Requirements – Restate the full set of records exactly, without adding or dropping a word.

• • • •

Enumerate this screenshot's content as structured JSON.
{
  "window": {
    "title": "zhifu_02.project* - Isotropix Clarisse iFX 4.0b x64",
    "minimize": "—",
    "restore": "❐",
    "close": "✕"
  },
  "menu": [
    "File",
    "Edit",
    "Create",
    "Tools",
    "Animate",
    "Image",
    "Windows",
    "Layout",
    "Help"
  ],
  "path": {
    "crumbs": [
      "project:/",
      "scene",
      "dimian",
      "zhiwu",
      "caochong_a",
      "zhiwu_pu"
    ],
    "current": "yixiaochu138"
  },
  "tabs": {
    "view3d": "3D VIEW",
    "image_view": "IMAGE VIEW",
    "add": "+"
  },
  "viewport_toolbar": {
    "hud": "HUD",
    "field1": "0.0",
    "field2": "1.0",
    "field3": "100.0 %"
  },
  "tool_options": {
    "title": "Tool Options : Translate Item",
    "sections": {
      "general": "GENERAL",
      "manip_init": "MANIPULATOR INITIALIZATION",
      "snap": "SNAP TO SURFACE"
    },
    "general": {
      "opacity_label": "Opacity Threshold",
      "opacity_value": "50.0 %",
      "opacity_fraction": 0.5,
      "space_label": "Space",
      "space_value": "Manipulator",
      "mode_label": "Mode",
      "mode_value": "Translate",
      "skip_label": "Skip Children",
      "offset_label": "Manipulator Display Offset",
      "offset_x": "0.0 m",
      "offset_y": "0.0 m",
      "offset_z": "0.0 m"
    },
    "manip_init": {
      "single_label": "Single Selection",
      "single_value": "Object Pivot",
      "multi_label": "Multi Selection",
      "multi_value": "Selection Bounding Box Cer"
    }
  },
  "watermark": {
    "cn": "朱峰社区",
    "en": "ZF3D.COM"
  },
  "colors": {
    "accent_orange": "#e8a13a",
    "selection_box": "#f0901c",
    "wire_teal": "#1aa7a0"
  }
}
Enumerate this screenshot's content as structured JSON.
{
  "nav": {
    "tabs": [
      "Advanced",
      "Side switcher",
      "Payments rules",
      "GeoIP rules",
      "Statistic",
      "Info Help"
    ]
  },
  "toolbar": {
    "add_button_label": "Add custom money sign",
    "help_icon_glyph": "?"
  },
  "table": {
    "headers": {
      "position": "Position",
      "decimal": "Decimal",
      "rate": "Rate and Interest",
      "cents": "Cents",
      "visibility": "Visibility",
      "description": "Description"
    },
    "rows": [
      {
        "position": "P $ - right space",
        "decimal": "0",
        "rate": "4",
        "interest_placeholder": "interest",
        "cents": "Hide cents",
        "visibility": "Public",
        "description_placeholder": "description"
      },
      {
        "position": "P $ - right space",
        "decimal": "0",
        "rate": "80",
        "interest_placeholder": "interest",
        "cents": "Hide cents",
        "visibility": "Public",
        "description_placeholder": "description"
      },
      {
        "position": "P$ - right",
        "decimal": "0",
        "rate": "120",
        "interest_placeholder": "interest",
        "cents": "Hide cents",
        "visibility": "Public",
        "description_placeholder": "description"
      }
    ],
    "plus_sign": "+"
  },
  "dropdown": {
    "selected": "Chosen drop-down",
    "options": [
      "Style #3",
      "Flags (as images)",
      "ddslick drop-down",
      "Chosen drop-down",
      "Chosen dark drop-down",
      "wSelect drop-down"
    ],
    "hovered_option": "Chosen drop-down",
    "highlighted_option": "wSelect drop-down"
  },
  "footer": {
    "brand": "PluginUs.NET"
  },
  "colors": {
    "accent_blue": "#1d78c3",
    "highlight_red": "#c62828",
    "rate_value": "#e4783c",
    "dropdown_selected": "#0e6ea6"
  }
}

• • • •

Result of the exercise –
Enumerate this screenshot's content as structured JSON.
{
  "window": {
    "title": "zhifu_02.project* - Isotropix Clarisse iFX 4.0b x64",
    "minimize": "—",
    "restore": "❐",
    "close": "✕"
  },
  "menu": [
    "File",
    "Edit",
    "Create",
    "Tools",
    "Animate",
    "Image",
    "Windows",
    "Layout",
    "Help"
  ],
  "path": {
    "crumbs": [
      "project:/",
      "scene",
      "dimian",
      "zhiwu",
      "caochong_a",
      "zhiwu_pu"
    ],
    "current": "yixiaochu138"
  },
  "tabs": {
    "view3d": "3D VIEW",
    "image_view": "IMAGE VIEW",
    "add": "+"
  },
  "viewport_toolbar": {
    "hud": "HUD",
    "field1": "0.0",
    "field2": "1.0",
    "field3": "100.0 %"
  },
  "tool_options": {
    "title": "Tool Options : Translate Item",
    "sections": {
      "general": "GENERAL",
      "manip_init": "MANIPULATOR INITIALIZATION",
      "snap": "SNAP TO SURFACE"
    },
    "general": {
      "opacity_label": "Opacity Threshold",
      "opacity_value": "50.0 %",
      "opacity_fraction": 0.5,
      "space_label": "Space",
      "space_value": "Manipulator",
      "mode_label": "Mode",
      "mode_value": "Translate",
      "skip_label": "Skip Children",
      "offset_label": "Manipulator Display Offset",
      "offset_x": "0.0 m",
      "offset_y": "0.0 m",
      "offset_z": "0.0 m"
    },
    "manip_init": {
      "single_label": "Single Selection",
      "single_value": "Object Pivot",
      "multi_label": "Multi Selection",
      "multi_value": "Selection Bounding Box Cer"
    }
  },
  "watermark": {
    "cn": "朱峰社区",
    "en": "ZF3D.COM"
  },
  "colors": {
    "accent_orange": "#e8a13a",
    "selection_box": "#f0901c",
    "wire_teal": "#1aa7a0"
  }
}
Enumerate this screenshot's content as structured JSON.
{
  "nav": {
    "tabs": [
      "Advanced",
      "Side switcher",
      "Payments rules",
      "GeoIP rules",
      "Statistic",
      "Info Help"
    ]
  },
  "toolbar": {
    "add_button_label": "Add custom money sign",
    "help_icon_glyph": "?"
  },
  "table": {
    "headers": {
      "position": "Position",
      "decimal": "Decimal",
      "rate": "Rate and Interest",
      "cents": "Cents",
      "visibility": "Visibility",
      "description": "Description"
    },
    "rows": [
      {
        "position": "P $ - right space",
        "decimal": "0",
        "rate": "4",
        "interest_placeholder": "interest",
        "cents": "Hide cents",
        "visibility": "Public",
        "description_placeholder": "description"
      },
      {
        "position": "P $ - right space",
        "decimal": "0",
        "rate": "80",
        "interest_placeholder": "interest",
        "cents": "Hide cents",
        "visibility": "Public",
        "description_placeholder": "description"
      },
      {
        "position": "P$ - right",
        "decimal": "0",
        "rate": "120",
        "interest_placeholder": "interest",
        "cents": "Hide cents",
        "visibility": "Public",
        "description_placeholder": "description"
      }
    ],
    "plus_sign": "+"
  },
  "dropdown": {
    "selected": "Chosen drop-down",
    "options": [
      "Style #3",
      "Flags (as images)",
      "ddslick drop-down",
      "Chosen drop-down",
      "Chosen dark drop-down",
      "wSelect drop-down"
    ],
    "hovered_option": "Chosen drop-down",
    "highlighted_option": "wSelect drop-down"
  },
  "footer": {
    "brand": "PluginUs.NET"
  },
  "colors": {
    "accent_blue": "#1d78c3",
    "highlight_red": "#c62828",
    "rate_value": "#e4783c",
    "dropdown_selected": "#0e6ea6"
  }
}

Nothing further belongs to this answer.